| Exercise brief |
Copy out each line of the listing that has the word "postępowania" in it.

| Records |
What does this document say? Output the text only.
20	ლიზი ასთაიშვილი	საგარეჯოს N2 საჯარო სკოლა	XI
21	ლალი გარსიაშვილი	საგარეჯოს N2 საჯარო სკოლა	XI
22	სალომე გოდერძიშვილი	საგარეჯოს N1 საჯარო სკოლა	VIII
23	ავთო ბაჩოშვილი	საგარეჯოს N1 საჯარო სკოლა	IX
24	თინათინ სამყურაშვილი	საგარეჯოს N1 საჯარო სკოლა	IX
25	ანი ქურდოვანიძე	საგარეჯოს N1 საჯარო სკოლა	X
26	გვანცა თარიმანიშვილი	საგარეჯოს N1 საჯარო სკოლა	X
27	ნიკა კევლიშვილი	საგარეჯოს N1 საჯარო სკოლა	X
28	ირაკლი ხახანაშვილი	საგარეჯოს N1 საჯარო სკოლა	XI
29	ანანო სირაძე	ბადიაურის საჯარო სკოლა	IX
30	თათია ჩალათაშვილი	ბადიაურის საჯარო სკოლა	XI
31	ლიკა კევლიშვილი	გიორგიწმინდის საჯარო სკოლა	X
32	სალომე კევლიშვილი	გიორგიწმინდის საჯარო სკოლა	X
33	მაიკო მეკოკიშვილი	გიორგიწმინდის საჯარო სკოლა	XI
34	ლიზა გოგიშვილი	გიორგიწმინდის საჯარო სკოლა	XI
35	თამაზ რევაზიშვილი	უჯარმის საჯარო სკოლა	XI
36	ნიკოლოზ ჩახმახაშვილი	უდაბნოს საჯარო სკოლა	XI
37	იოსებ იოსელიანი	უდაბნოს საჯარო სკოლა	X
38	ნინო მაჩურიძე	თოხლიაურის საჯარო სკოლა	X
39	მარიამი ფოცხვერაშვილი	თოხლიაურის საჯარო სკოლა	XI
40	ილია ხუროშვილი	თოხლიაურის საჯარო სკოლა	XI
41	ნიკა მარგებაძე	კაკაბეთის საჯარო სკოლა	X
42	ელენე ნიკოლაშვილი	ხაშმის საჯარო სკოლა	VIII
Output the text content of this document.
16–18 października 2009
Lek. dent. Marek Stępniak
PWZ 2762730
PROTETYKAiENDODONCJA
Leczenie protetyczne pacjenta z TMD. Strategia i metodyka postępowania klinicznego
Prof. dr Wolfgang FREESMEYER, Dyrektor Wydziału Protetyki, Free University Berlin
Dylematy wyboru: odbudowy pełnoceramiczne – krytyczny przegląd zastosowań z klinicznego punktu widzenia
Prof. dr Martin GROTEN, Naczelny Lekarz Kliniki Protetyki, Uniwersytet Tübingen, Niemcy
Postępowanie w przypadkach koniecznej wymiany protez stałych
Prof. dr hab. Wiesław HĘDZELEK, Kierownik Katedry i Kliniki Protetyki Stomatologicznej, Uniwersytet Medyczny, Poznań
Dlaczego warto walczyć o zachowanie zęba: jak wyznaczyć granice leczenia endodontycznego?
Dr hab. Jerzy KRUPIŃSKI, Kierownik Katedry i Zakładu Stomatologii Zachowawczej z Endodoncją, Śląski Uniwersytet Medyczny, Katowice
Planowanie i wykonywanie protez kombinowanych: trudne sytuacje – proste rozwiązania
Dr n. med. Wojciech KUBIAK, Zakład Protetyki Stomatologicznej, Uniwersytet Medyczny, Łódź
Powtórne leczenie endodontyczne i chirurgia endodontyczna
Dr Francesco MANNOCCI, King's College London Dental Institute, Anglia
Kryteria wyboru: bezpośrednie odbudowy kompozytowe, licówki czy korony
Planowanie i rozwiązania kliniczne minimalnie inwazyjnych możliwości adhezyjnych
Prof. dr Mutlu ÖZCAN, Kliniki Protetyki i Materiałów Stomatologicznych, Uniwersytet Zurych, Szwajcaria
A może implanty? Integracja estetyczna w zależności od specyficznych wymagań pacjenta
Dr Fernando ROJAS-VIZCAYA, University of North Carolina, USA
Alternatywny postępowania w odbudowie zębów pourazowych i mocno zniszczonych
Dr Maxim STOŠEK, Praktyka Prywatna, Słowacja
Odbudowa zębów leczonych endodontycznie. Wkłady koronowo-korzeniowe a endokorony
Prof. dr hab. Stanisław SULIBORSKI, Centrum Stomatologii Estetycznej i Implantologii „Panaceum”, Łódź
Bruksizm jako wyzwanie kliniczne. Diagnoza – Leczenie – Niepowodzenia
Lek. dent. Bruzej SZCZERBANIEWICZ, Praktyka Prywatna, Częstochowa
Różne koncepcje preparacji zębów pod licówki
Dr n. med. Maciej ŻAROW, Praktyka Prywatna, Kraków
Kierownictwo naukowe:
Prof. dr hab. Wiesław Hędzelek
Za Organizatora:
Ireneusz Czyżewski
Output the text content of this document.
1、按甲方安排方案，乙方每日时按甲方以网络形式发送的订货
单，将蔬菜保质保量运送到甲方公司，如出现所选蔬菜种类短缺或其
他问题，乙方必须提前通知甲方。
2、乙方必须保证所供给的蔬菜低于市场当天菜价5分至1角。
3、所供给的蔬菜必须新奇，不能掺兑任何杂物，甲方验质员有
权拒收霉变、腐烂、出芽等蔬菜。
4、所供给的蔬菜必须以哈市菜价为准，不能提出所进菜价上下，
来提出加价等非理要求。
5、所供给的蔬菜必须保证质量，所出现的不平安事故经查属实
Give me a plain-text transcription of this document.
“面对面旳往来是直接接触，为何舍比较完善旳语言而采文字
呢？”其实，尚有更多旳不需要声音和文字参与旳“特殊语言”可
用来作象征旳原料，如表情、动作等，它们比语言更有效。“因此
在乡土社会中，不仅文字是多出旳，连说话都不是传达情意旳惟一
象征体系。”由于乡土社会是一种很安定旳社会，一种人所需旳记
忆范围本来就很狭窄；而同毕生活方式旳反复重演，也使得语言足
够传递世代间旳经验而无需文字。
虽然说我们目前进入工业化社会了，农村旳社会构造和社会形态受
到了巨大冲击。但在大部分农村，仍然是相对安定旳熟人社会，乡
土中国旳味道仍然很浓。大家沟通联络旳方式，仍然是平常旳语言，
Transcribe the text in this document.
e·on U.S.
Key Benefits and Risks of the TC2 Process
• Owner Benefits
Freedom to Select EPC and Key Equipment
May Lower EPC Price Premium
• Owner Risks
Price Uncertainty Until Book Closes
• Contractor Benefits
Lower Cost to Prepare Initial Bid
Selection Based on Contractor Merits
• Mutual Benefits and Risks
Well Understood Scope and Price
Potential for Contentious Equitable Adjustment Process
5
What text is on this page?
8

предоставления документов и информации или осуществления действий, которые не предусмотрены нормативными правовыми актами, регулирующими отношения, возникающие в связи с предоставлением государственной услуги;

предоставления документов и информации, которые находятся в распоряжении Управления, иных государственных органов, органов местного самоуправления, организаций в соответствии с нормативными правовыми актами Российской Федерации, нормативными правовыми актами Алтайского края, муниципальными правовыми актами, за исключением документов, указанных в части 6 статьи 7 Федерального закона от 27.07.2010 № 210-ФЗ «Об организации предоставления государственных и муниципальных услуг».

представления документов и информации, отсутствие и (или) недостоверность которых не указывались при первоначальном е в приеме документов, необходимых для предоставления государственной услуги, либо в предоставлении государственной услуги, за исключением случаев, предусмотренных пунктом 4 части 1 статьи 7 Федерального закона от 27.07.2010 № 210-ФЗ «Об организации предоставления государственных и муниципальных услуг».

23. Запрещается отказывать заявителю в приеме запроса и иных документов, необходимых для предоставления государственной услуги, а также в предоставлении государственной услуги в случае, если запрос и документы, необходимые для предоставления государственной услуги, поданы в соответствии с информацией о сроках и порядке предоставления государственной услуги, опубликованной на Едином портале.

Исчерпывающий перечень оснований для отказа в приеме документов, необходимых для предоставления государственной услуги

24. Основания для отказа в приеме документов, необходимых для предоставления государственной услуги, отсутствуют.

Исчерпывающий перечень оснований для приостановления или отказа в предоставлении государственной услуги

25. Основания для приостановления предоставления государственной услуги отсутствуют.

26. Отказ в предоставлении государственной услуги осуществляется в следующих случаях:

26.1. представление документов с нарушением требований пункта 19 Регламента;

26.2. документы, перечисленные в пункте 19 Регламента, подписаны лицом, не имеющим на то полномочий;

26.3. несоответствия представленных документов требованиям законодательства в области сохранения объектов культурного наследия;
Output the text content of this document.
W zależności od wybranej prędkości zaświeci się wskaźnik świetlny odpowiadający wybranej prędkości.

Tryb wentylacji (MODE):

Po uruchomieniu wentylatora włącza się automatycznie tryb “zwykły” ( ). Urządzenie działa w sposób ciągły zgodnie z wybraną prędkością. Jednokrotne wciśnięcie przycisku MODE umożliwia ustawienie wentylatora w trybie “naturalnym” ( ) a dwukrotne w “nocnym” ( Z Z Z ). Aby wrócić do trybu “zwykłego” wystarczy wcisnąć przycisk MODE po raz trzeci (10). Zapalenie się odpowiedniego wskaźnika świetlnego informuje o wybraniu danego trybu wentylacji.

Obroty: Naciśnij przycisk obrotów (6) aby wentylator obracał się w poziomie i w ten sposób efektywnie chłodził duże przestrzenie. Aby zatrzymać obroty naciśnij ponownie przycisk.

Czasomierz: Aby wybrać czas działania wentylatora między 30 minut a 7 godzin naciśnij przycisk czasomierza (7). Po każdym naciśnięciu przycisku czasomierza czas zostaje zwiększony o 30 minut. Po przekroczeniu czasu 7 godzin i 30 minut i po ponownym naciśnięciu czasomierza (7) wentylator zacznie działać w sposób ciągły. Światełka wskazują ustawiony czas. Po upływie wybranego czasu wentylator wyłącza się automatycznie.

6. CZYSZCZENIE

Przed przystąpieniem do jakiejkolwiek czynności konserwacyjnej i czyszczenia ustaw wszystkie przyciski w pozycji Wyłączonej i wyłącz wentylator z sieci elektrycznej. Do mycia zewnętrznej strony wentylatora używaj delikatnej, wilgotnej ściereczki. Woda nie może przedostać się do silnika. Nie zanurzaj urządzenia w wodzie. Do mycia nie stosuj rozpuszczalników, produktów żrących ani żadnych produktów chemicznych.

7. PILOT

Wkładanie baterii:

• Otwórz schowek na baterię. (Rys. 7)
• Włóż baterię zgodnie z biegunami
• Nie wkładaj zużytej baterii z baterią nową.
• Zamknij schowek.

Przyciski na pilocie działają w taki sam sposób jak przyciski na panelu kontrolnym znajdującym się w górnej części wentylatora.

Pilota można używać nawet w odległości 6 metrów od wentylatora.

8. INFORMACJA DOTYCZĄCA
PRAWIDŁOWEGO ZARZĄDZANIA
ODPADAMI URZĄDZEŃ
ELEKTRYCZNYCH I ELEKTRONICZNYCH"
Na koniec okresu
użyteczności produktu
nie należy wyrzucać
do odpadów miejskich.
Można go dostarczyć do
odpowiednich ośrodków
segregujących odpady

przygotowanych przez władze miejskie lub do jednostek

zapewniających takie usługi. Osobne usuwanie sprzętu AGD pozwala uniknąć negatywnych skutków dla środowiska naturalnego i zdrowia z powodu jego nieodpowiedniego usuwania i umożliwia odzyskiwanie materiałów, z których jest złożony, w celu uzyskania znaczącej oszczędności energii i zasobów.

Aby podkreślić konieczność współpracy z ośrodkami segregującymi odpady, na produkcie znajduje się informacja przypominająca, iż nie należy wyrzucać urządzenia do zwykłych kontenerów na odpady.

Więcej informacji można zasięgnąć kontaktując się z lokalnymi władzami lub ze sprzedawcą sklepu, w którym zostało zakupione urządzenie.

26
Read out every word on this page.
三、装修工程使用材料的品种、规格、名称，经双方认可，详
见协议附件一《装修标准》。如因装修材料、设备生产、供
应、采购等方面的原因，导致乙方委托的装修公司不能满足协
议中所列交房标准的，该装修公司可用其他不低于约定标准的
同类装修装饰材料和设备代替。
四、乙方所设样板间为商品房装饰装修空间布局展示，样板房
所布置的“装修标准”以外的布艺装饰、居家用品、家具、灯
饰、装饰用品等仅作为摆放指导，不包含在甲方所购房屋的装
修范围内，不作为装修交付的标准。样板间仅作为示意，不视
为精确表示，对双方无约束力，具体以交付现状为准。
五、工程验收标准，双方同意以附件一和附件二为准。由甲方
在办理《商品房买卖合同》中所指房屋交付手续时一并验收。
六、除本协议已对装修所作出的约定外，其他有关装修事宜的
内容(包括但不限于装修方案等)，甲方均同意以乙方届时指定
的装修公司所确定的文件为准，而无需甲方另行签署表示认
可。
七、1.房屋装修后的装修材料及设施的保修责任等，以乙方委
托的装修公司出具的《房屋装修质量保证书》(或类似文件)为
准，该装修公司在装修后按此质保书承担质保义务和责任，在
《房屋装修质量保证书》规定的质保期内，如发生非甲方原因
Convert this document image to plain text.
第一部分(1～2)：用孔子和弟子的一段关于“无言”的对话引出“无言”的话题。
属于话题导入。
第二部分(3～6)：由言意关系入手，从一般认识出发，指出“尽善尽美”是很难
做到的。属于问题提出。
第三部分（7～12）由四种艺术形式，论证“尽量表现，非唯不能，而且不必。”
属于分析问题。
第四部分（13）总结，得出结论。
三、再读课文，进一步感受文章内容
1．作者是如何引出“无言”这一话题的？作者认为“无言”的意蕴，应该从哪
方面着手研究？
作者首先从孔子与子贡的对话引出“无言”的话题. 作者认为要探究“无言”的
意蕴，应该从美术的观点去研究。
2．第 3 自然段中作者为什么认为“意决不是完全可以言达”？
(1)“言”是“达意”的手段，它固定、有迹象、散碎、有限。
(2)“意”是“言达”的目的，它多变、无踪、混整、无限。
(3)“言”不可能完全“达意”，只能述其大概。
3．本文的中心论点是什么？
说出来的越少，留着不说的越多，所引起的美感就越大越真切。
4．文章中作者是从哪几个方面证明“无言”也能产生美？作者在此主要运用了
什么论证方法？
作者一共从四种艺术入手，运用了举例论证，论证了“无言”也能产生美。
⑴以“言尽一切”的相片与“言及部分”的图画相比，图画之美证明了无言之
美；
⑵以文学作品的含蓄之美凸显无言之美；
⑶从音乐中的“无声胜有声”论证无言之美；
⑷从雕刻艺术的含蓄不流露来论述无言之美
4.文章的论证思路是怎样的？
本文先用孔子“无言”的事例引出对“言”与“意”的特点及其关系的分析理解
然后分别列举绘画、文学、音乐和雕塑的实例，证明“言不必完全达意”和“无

| Task result |
Leczenie protetyczne pacjenta z TMD. Strategia i metodyka postępowania klinicznego
Alternatywny postępowania w odbudowie zębów pourazowych i mocno zniszczonych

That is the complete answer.